— VORLIEGENDER TEXT —
══════

Deutsche Industrie verschenkt im Einkauf Milliarden

ARAIA-Studie zu Optimierungshebeln im Einkauf // Signifikante Einsparmöglichkeiten bleiben ungenutzt // Einkauf, Logistik, Produktion und Entwicklung müssen besser zusammenarbeiten // Marc Staudenmayer: „Die deutsche Industrie lässt weiterhin Milliarden von Euro im Einkauf liegen“

 

Trotz der Wirtschaftskrise verschenken deutsche Industrieunternehmen jedes Jahr Milliarden Euro im Einkauf, weil sie ihre Möglichkeiten, die Beschaffung zu verbessern, bislang nicht ausschöpfen. Das ist das Ergebnis einer Studie der ARAIA Consulting GmbH, München (ARAIA). So nutzen derzeit nur etwas mehr als die Hälfte der Unternehmen die Chance, durch eine verbesserte Konstruktion ihrer Produkte Kosten zu senken – obwohl dadurch fast zehn Prozent gespart werden könnten. Varianten von Zulieferprodukten zu verringern reduziert die Kosten im Schnitt um mehr als sieben Prozent; trotzdem nutzt gegenwärtig nur jedes zweite Unternehmen diese Strategie konsequent aus, wie die Studie „Optimierungshebel im Einkauf“ zeigt. Befragt wurden 77 Einkäufer, Supply Chain Manager, Einkaufsleiter und Finanzvorstände deutscher Industrieunternehmen, die insgesamt ein Einkaufsvolumen von 250 Milliarden Euro repräsentieren.

 

Marc Staudenmayer, Gründer und Geschäftsführer von ARAIA: „Es ist erschreckend, dass viele im Grunde einfache Methoden zur Kostensenkung nicht richtig genutzt werden. Das geht zu Lasten der Gewinnmargen, schwächt die Unternehmen im Wettbewerb und gefährdet Arbeitsplätze.“

 

Die Studie untersucht, wie die deutschen Industrieunternehmen verschiedene Ansätze und Methoden, sogenannte Hebel, nutzen, um ihren Einkauf zu verbessern. Dabei betrachtet die Untersuchung insgesamt zwölf verschiedene Hebel in drei Gattungen:

 

  • Die kaufmännischen Hebel beleuchten, vereinfacht ausgedrückt, wo eine Firma einkauft und ob sie beispielsweise ihre Einkaufsmacht unternehmens-übergreifend bündelt, um bessere Konditionen zu bekommen.
  • Die technischen Optimierungshebel setzen bei der Frage an, was gekauft wird, beispielsweise wie viele Varianten eines Produkts.
  • Hebel entlang der Lieferkette fragen nach dem „Wie“ des Einkaufs und befassen sich beispielsweise mit dem Management von Lieferantenbeziehungen.

══════

— VERFÜGBARE DATEN —

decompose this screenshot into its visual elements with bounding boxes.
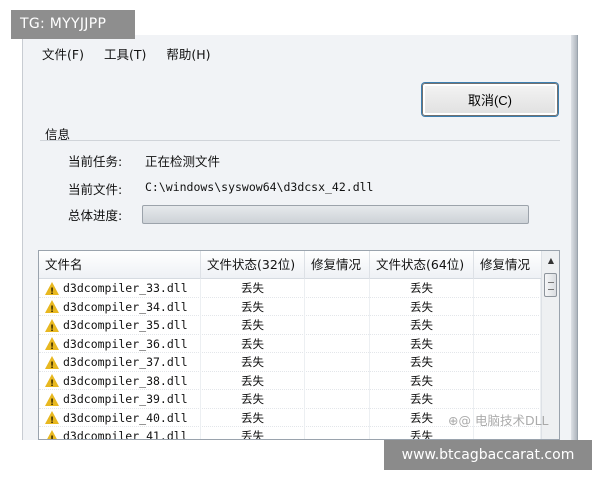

══════

Beantworte anhand des Textes zur ARAIA-Studie über den Einkauf:
(a) Wie viele Personen wurden für die Studie befragt?
(b) Welche beiden Funktionen hat Marc Staudenmayer bei ARAIA inne?
(c) Wie viele Hebel betrachtet die Untersuchung, und auf wie viele Gattungen verteilen sie sich?

(a) 77 Personen
(b) Gründer und Geschäftsführer
(c) Zwölf Hebel in drei Gattungen